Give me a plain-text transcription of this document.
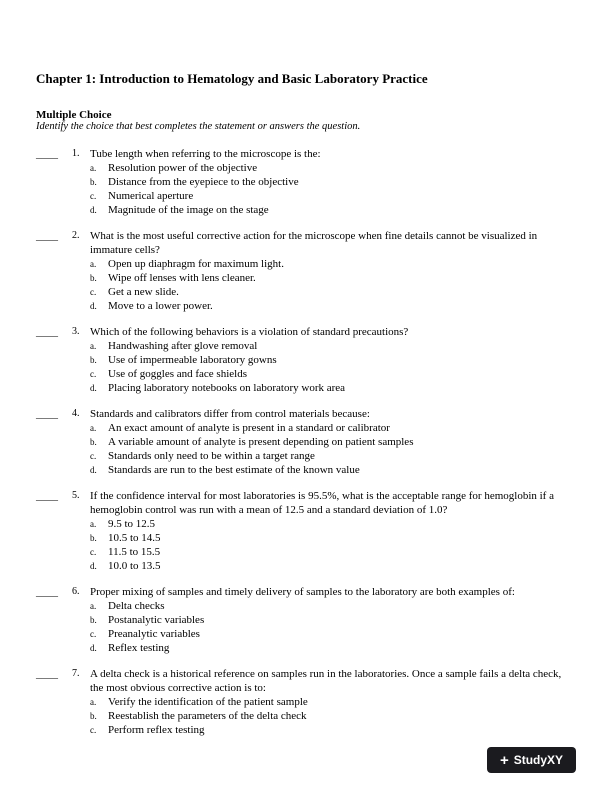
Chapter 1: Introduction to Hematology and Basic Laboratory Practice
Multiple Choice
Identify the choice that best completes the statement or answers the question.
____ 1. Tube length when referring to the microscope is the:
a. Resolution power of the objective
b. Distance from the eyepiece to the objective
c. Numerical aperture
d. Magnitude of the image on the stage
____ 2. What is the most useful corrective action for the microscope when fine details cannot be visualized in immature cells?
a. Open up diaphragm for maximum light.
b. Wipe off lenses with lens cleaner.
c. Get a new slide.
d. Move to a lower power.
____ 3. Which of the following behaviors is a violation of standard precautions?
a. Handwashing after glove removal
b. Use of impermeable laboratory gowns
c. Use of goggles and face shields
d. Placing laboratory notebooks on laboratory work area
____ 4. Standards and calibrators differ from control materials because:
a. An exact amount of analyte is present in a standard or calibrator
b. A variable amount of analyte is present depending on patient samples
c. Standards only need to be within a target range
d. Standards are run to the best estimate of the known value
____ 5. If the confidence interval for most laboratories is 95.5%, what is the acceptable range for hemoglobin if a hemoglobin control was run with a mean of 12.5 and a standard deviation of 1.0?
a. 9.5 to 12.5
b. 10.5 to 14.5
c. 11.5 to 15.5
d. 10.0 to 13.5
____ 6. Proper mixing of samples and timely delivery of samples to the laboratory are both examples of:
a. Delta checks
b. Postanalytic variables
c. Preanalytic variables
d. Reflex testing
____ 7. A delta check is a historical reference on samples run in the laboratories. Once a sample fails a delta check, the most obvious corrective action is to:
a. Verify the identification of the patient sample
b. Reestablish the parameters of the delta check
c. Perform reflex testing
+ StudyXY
——
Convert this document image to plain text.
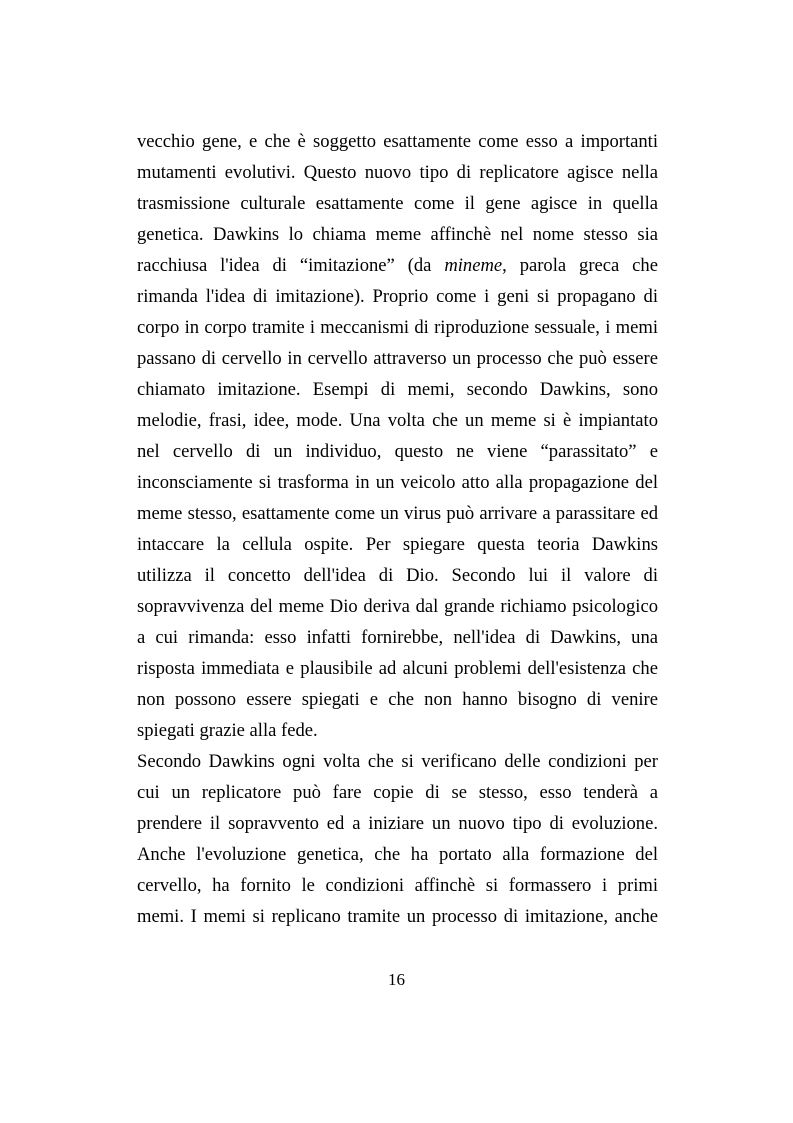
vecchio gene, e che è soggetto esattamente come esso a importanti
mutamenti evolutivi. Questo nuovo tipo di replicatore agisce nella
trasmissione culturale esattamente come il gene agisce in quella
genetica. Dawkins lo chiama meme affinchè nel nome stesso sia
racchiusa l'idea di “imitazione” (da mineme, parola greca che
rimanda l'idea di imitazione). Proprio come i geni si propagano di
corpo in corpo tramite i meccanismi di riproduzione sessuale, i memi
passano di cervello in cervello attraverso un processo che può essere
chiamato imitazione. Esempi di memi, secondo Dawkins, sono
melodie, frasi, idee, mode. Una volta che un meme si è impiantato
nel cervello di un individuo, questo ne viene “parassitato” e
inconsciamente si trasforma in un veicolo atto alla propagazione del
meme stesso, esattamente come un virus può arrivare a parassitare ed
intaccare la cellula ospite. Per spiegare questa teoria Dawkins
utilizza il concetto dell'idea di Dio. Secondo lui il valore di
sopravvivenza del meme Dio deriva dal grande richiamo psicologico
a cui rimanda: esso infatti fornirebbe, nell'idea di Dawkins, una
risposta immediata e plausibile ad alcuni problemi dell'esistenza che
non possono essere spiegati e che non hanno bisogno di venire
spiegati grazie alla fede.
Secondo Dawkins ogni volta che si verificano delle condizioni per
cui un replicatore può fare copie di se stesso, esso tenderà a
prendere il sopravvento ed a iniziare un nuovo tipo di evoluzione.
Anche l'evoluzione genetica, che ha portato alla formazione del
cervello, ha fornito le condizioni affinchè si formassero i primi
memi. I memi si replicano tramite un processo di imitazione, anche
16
——
EXERCISE INSTRUCTIONS
A bare number is the whole answer: how many lines in the listing hold the string "amount".

EXPECTED ANSWER
2